YOUR GOAL: Go through the listing and return every line with "системы" in it.

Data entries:

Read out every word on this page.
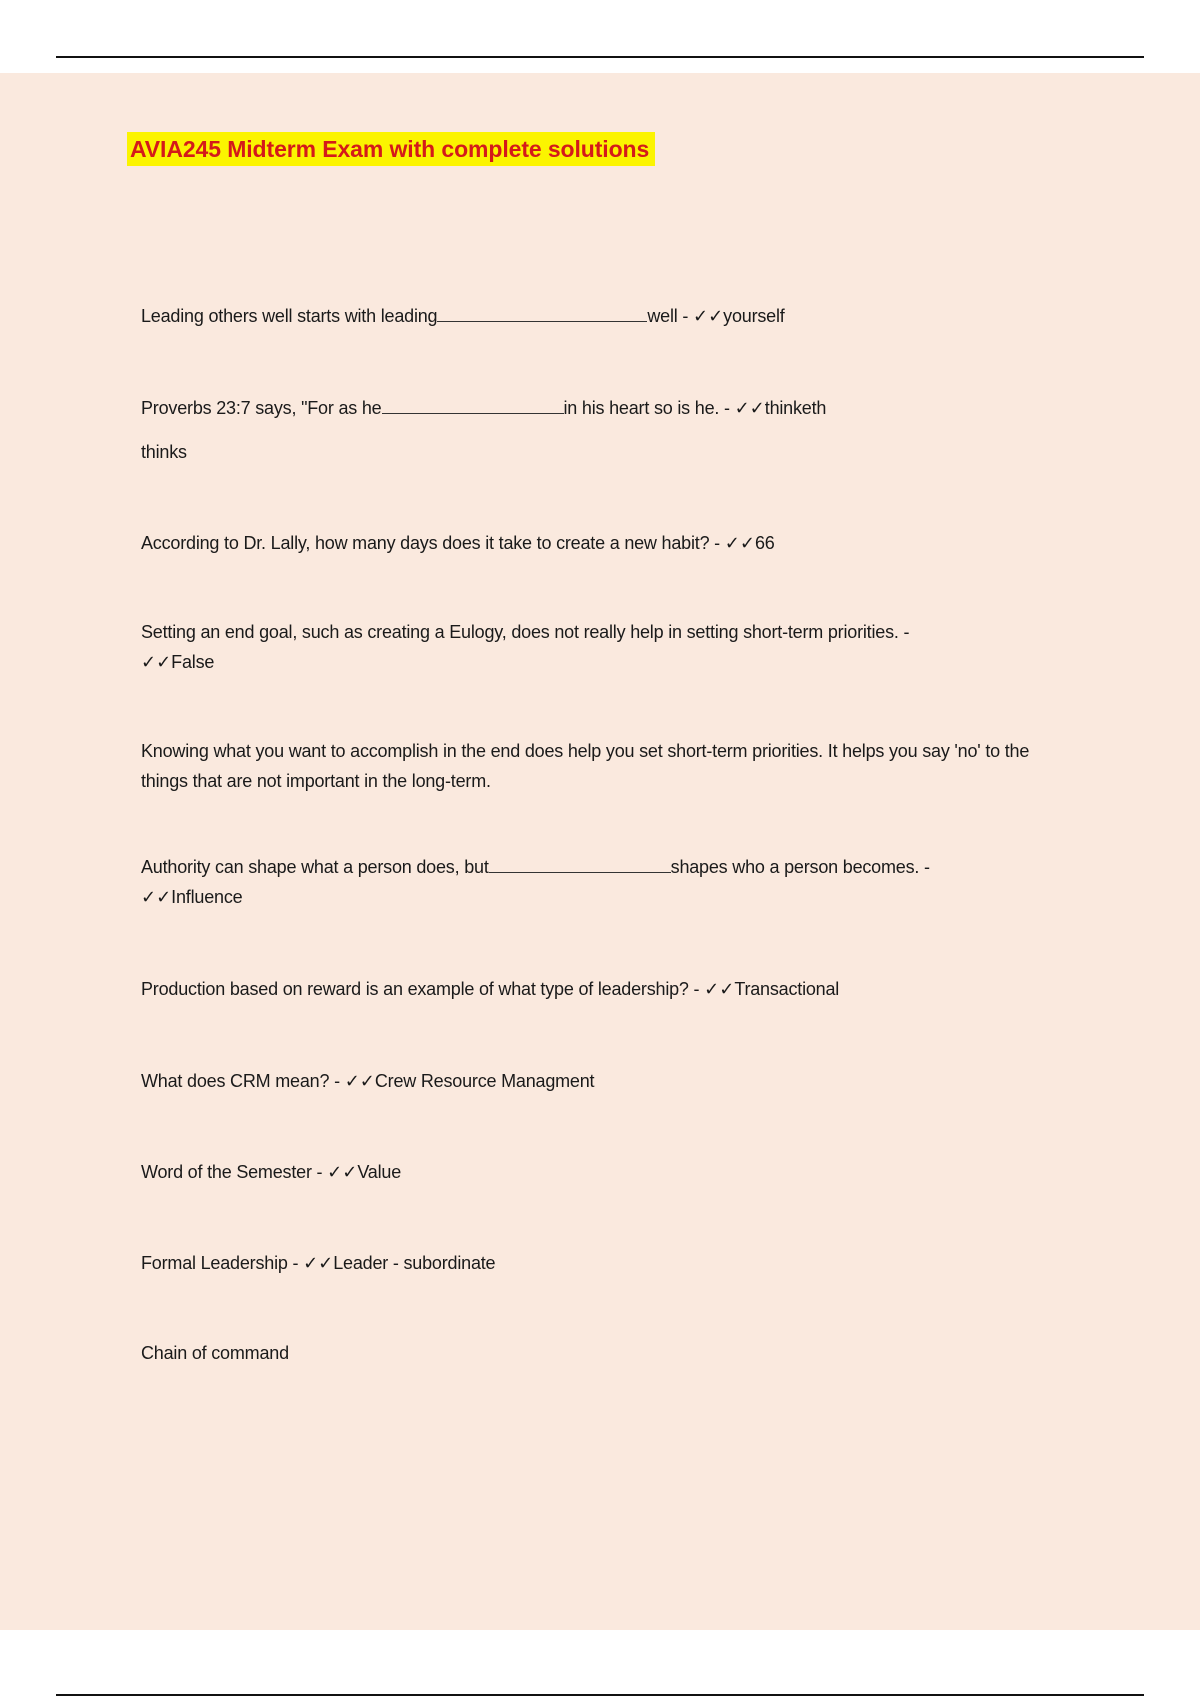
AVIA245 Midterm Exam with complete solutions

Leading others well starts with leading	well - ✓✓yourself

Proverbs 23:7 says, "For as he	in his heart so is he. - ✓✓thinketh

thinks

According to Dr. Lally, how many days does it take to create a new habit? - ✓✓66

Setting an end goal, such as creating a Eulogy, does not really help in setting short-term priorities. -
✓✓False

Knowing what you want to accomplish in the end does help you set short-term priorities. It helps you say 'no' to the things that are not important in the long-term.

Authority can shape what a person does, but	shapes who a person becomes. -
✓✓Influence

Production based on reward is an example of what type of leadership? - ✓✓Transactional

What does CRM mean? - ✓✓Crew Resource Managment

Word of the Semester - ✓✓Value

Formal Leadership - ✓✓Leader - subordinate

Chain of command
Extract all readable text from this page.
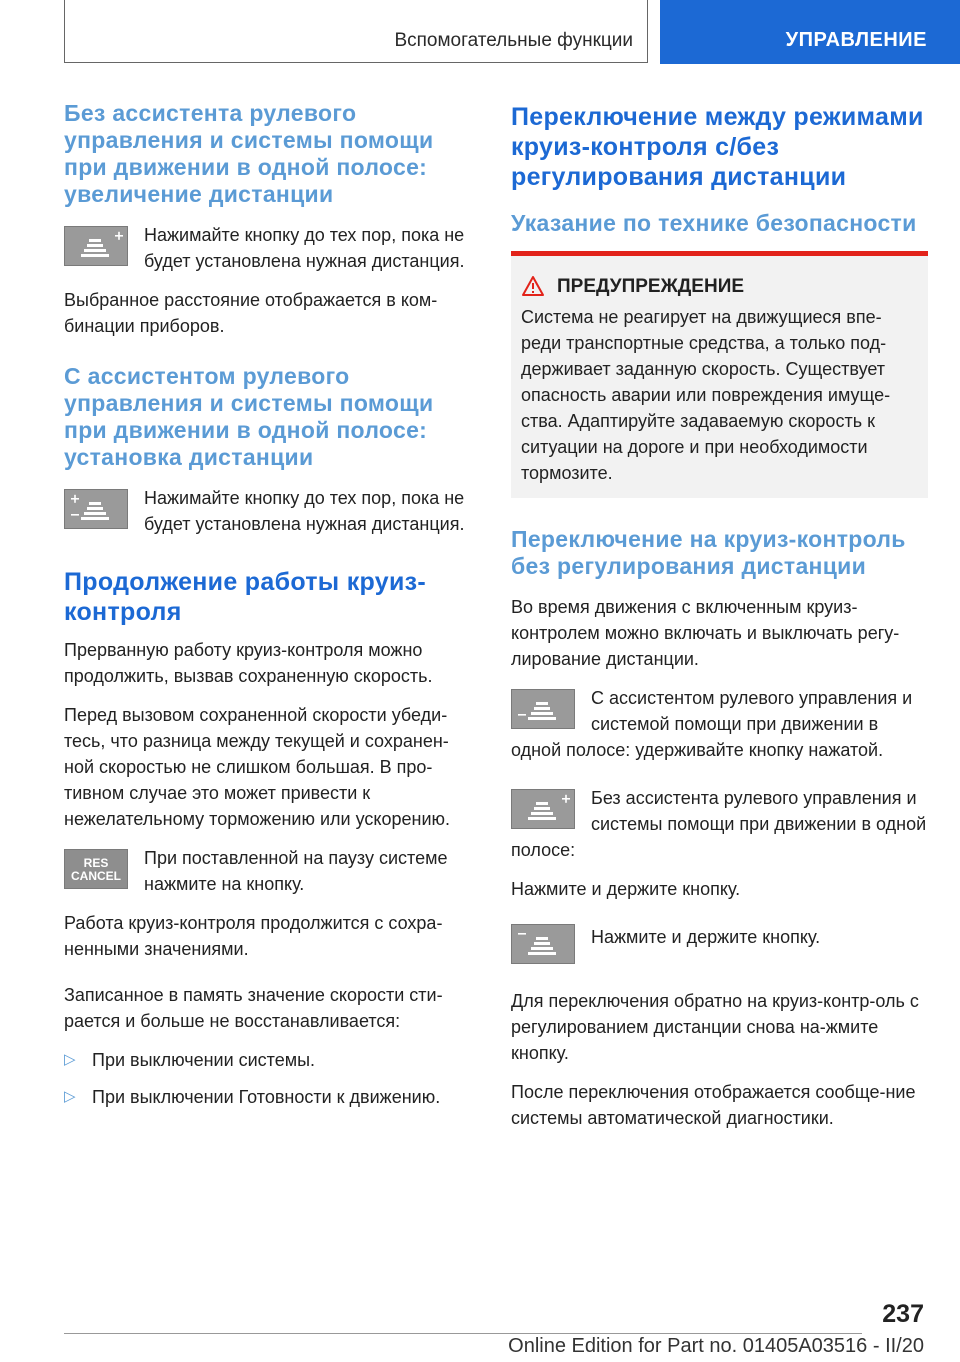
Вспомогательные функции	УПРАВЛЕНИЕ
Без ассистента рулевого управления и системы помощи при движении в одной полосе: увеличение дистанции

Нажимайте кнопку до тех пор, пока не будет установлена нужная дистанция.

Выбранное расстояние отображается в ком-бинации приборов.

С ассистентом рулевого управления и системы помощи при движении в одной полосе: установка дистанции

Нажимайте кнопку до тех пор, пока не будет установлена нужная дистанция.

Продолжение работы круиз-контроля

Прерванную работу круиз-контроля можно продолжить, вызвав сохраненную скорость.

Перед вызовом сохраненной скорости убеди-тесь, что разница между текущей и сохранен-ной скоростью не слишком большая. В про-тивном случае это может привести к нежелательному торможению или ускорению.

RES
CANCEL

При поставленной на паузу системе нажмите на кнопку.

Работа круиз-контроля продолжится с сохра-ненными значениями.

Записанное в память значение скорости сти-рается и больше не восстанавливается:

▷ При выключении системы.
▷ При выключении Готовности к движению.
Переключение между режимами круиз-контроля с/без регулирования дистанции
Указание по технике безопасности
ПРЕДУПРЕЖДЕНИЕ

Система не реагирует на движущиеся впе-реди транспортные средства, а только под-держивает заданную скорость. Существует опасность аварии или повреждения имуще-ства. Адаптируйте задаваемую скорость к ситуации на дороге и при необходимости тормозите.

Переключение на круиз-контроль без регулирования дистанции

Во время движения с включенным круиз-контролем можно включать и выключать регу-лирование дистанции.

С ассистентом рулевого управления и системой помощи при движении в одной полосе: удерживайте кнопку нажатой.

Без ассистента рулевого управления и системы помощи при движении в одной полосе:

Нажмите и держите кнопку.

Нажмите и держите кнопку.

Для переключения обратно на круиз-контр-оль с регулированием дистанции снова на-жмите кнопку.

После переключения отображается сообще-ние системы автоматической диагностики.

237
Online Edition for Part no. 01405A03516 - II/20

EXERCISE SOLUTION:
Без ассистента рулевого управления и системы помощи при движении в одной полосе: увеличение дистанции
С ассистентом рулевого управления и системы помощи при движении в одной полосе: установка дистанции
▷ При выключении системы.
Без ассистента рулевого управления и системы помощи при движении в одной полосе:
После переключения отображается сообще-ние системы автоматической диагностики.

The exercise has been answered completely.